> Action item: Return each line of the listing that has the word "teneurs" in it.

:::

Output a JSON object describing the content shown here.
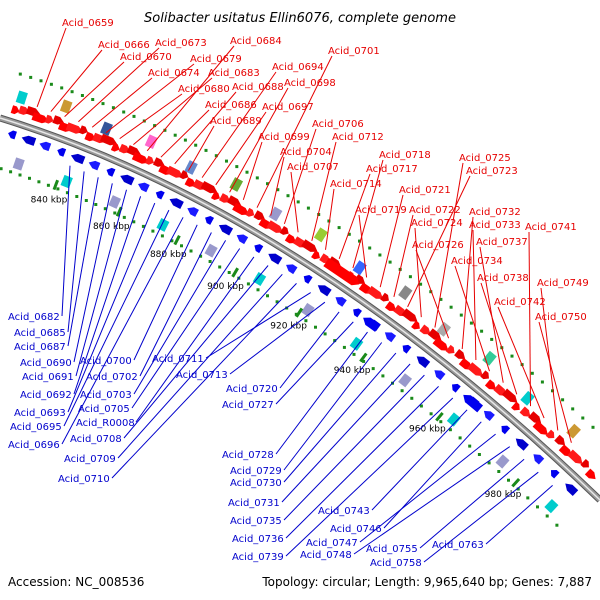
{
  "title": "Solibacter usitatus Ellin6076, complete genome",
  "accession": "Accession: NC_008536",
  "summary": "Topology: circular; Length: 9,965,640 bp; Genes: 7,887",
  "colors": {
    "forward_label": "#e60000",
    "reverse_label": "#0000cc",
    "rna_label": "#33ccff",
    "forward_gene": "#ff0000",
    "reverse_gene": "#0000ee",
    "backbone": "#999999",
    "tick": "#1a8a1a"
  },
  "scale_ticks": [
    "840 kbp",
    "860 kbp",
    "880 kbp",
    "900 kbp",
    "920 kbp",
    "940 kbp",
    "960 kbp",
    "980 kbp"
  ],
  "forward_genes": [
    "Acid_0659",
    "Acid_0666",
    "Acid_0670",
    "Acid_0673",
    "Acid_0674",
    "Acid_0679",
    "Acid_0680",
    "Acid_0683",
    "Acid_0684",
    "Acid_0686",
    "Acid_0688",
    "Acid_0689",
    "Acid_0694",
    "Acid_0697",
    "Acid_0698",
    "Acid_0699",
    "Acid_0701",
    "Acid_0704",
    "Acid_0706",
    "Acid_0707",
    "Acid_0712",
    "Acid_0714",
    "Acid_0717",
    "Acid_0718",
    "Acid_0719",
    "Acid_0721",
    "Acid_0722",
    "Acid_0723",
    "Acid_0724",
    "Acid_0725",
    "Acid_0726",
    "Acid_0732",
    "Acid_0733",
    "Acid_0734",
    "Acid_0737",
    "Acid_0738",
    "Acid_0741",
    "Acid_0742",
    "Acid_0749",
    "Acid_0750"
  ],
  "reverse_genes": [
    "Acid_0682",
    "Acid_0685",
    "Acid_0687",
    "Acid_0690",
    "Acid_0691",
    "Acid_0692",
    "Acid_0693",
    "Acid_0695",
    "Acid_0696",
    "Acid_0700",
    "Acid_0702",
    "Acid_0703",
    "Acid_0705",
    "Acid_R0008",
    "Acid_0708",
    "Acid_0709",
    "Acid_0710",
    "Acid_0711",
    "Acid_0713",
    "Acid_0720",
    "Acid_0727",
    "Acid_0728",
    "Acid_0729",
    "Acid_0730",
    "Acid_0731",
    "Acid_0735",
    "Acid_0736",
    "Acid_0739",
    "Acid_0743",
    "Acid_0746",
    "Acid_0747",
    "Acid_0748",
    "Acid_0755",
    "Acid_0758",
    "Acid_0763"
  ]
}
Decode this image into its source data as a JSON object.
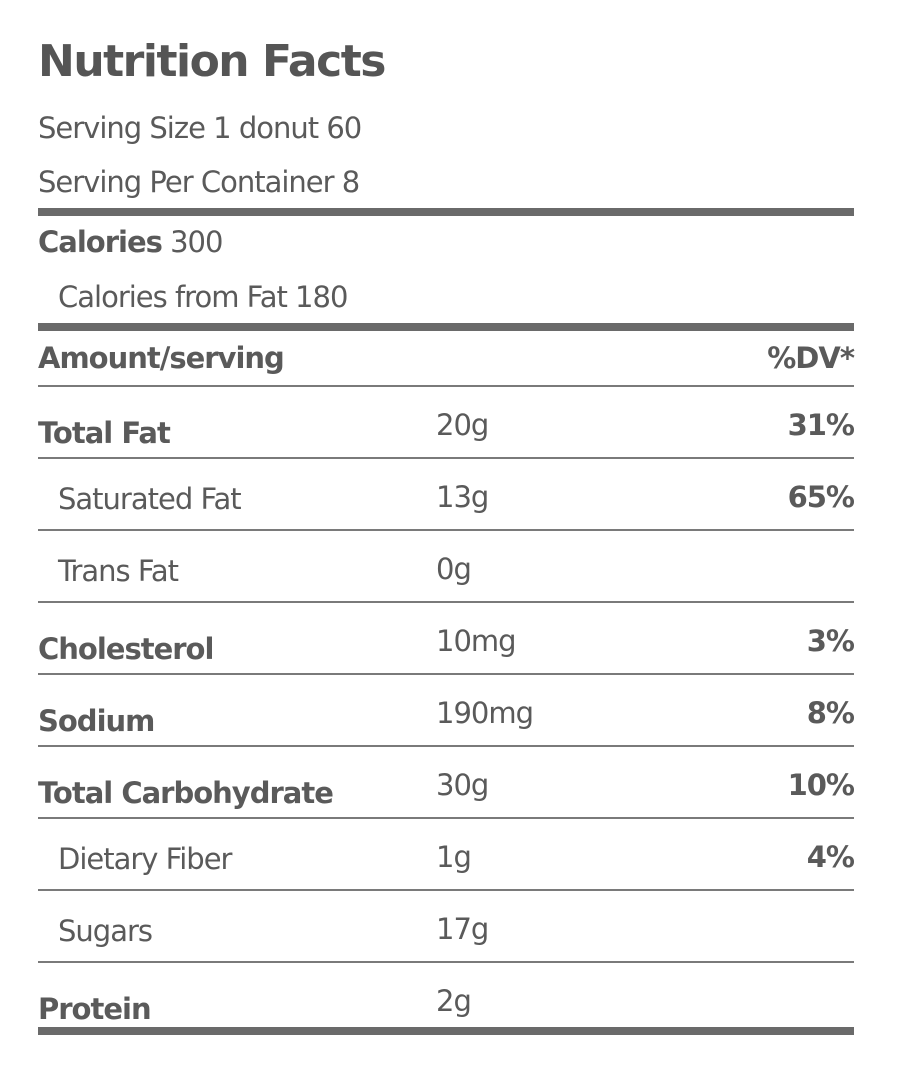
{
  "label": {
    "title": "Nutrition Facts",
    "serving_size": "Serving Size 1 donut 60",
    "servings_per_container": "Serving Per Container 8",
    "calories_label": "Calories",
    "calories_value": "300",
    "calories_from_fat": "Calories from Fat 180",
    "amount_header": "Amount/serving",
    "dv_header": "%DV*"
  },
  "rows": [
    {
      "name": "Total Fat",
      "amount": "20g",
      "dv": "31%"
    },
    {
      "name": "Saturated Fat",
      "amount": "13g",
      "dv": "65%"
    },
    {
      "name": "Trans Fat",
      "amount": "0g",
      "dv": ""
    },
    {
      "name": "Cholesterol",
      "amount": "10mg",
      "dv": "3%"
    },
    {
      "name": "Sodium",
      "amount": "190mg",
      "dv": "8%"
    },
    {
      "name": "Total Carbohydrate",
      "amount": "30g",
      "dv": "10%"
    },
    {
      "name": "Dietary Fiber",
      "amount": "1g",
      "dv": "4%"
    },
    {
      "name": "Sugars",
      "amount": "17g",
      "dv": ""
    },
    {
      "name": "Protein",
      "amount": "2g",
      "dv": ""
    }
  ],
  "colors": {
    "text": "#5a5a5a",
    "rule": "#6a6a6a",
    "background": "#ffffff"
  }
}
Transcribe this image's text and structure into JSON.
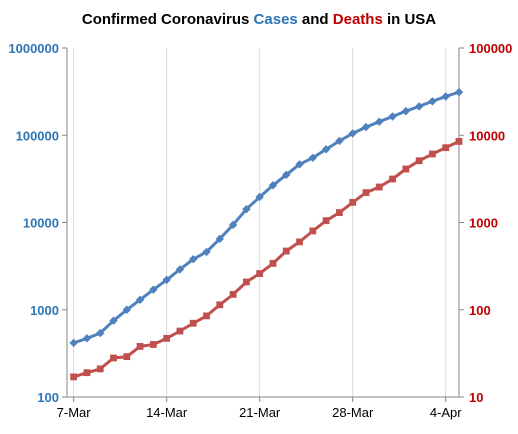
{
  "chart_data": {
    "type": "line",
    "title": {
      "parts": [
        {
          "text": "Confirmed Coronavirus ",
          "color": "#000000"
        },
        {
          "text": "Cases",
          "color": "#2E75B6"
        },
        {
          "text": " and ",
          "color": "#000000"
        },
        {
          "text": "Deaths",
          "color": "#C00000"
        },
        {
          "text": " in USA",
          "color": "#000000"
        }
      ]
    },
    "x_tick_labels": [
      "7-Mar",
      "14-Mar",
      "21-Mar",
      "28-Mar",
      "4-Apr"
    ],
    "x_tick_day_index": [
      0,
      7,
      14,
      21,
      28
    ],
    "y_left": {
      "scale": "log",
      "range": [
        100,
        1000000
      ],
      "tick_labels": [
        "100",
        "1000",
        "10000",
        "100000",
        "1000000"
      ],
      "tick_values": [
        100,
        1000,
        10000,
        100000,
        1000000
      ],
      "color": "#2E75B6"
    },
    "y_right": {
      "scale": "log",
      "range": [
        10,
        100000
      ],
      "tick_labels": [
        "10",
        "100",
        "1000",
        "10000",
        "100000"
      ],
      "tick_values": [
        10,
        100,
        1000,
        10000,
        100000
      ],
      "color": "#C00000"
    },
    "grid": "vertical",
    "series": [
      {
        "name": "Cases",
        "axis": "left",
        "color": "#4F81BD",
        "marker": "diamond",
        "x": [
          "2020-03-07",
          "2020-03-08",
          "2020-03-09",
          "2020-03-10",
          "2020-03-11",
          "2020-03-12",
          "2020-03-13",
          "2020-03-14",
          "2020-03-15",
          "2020-03-16",
          "2020-03-17",
          "2020-03-18",
          "2020-03-19",
          "2020-03-20",
          "2020-03-21",
          "2020-03-22",
          "2020-03-23",
          "2020-03-24",
          "2020-03-25",
          "2020-03-26",
          "2020-03-27",
          "2020-03-28",
          "2020-03-29",
          "2020-03-30",
          "2020-03-31",
          "2020-04-01",
          "2020-04-02",
          "2020-04-03",
          "2020-04-04",
          "2020-04-05"
        ],
        "values": [
          417,
          470,
          540,
          750,
          1000,
          1300,
          1700,
          2200,
          2900,
          3800,
          4600,
          6500,
          9400,
          14200,
          19600,
          26700,
          35200,
          46400,
          55200,
          69000,
          86000,
          105000,
          124000,
          143000,
          164000,
          189000,
          214000,
          245000,
          278000,
          312000
        ]
      },
      {
        "name": "Deaths",
        "axis": "right",
        "color": "#C0504D",
        "marker": "square",
        "x": [
          "2020-03-07",
          "2020-03-08",
          "2020-03-09",
          "2020-03-10",
          "2020-03-11",
          "2020-03-12",
          "2020-03-13",
          "2020-03-14",
          "2020-03-15",
          "2020-03-16",
          "2020-03-17",
          "2020-03-18",
          "2020-03-19",
          "2020-03-20",
          "2020-03-21",
          "2020-03-22",
          "2020-03-23",
          "2020-03-24",
          "2020-03-25",
          "2020-03-26",
          "2020-03-27",
          "2020-03-28",
          "2020-03-29",
          "2020-03-30",
          "2020-03-31",
          "2020-04-01",
          "2020-04-02",
          "2020-04-03",
          "2020-04-04",
          "2020-04-05"
        ],
        "values": [
          17,
          19,
          21,
          28,
          29,
          38,
          40,
          47,
          57,
          70,
          85,
          114,
          150,
          208,
          260,
          340,
          471,
          600,
          800,
          1050,
          1300,
          1700,
          2200,
          2550,
          3150,
          4100,
          5100,
          6100,
          7200,
          8500
        ]
      }
    ]
  }
}
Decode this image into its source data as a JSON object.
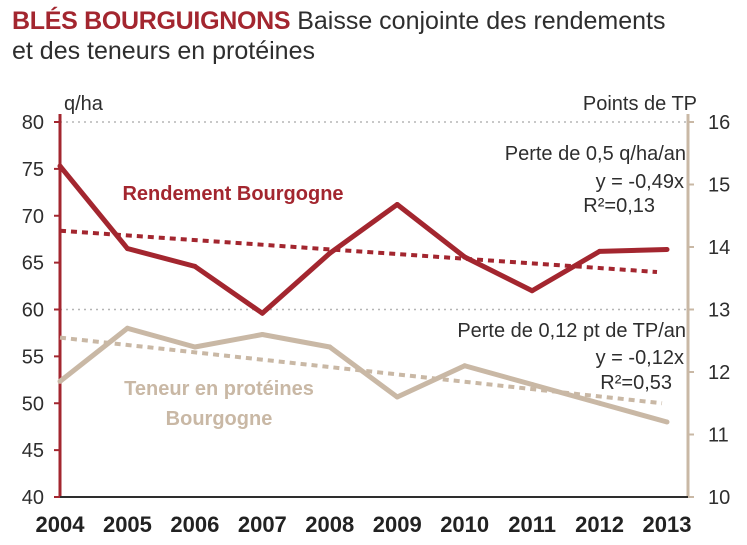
{
  "title": {
    "main": "BLÉS BOURGUIGNONS",
    "line1": "Baisse conjointe des rendements",
    "line2": "et des teneurs en protéines"
  },
  "colors": {
    "yield": "#a3262f",
    "protein": "#c9b8a5",
    "axis_left": "#a3262f",
    "axis_right": "#c9b8a5",
    "grid": "#b5b5b5",
    "text": "#2e2e2e"
  },
  "chart_data": {
    "type": "line",
    "title": "BLÉS BOURGUIGNONS Baisse conjointe des rendements et des teneurs en protéines",
    "x": [
      "2004",
      "2005",
      "2006",
      "2007",
      "2008",
      "2009",
      "2010",
      "2011",
      "2012",
      "2013"
    ],
    "y_left": {
      "label": "q/ha",
      "lim": [
        40,
        80
      ],
      "ticks": [
        40,
        45,
        50,
        55,
        60,
        65,
        70,
        75,
        80
      ]
    },
    "y_right": {
      "label": "Points de TP",
      "lim": [
        10,
        16
      ],
      "ticks": [
        10,
        11,
        12,
        13,
        14,
        15,
        16
      ]
    },
    "grid": "horizontal dotted at 60 and 80 q/ha",
    "series": [
      {
        "name": "Rendement Bourgogne",
        "axis": "left",
        "values": [
          75.3,
          66.5,
          64.6,
          59.6,
          66.0,
          71.2,
          65.6,
          62.0,
          66.2,
          66.4
        ],
        "trend": {
          "start": 68.4,
          "end": 64.0,
          "label": "Perte de 0,5 q/ha/an",
          "equation": "y = -0,49x",
          "r2": "R²=0,13"
        }
      },
      {
        "name": "Teneur en protéines Bourgogne",
        "name_lines": [
          "Teneur en protéines",
          "Bourgogne"
        ],
        "axis": "right",
        "values": [
          11.85,
          12.7,
          12.4,
          12.6,
          12.4,
          11.6,
          12.1,
          11.8,
          11.5,
          11.2
        ],
        "trend": {
          "start": 12.55,
          "end": 11.5,
          "label": "Perte de 0,12 pt de TP/an",
          "equation": "y = -0,12x",
          "r2": "R²=0,53"
        }
      }
    ]
  }
}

:::

> Task result:
    "line2": "et des teneurs en protéines"
    "title": "BLÉS BOURGUIGNONS Baisse conjointe des rendements et des teneurs en protéines",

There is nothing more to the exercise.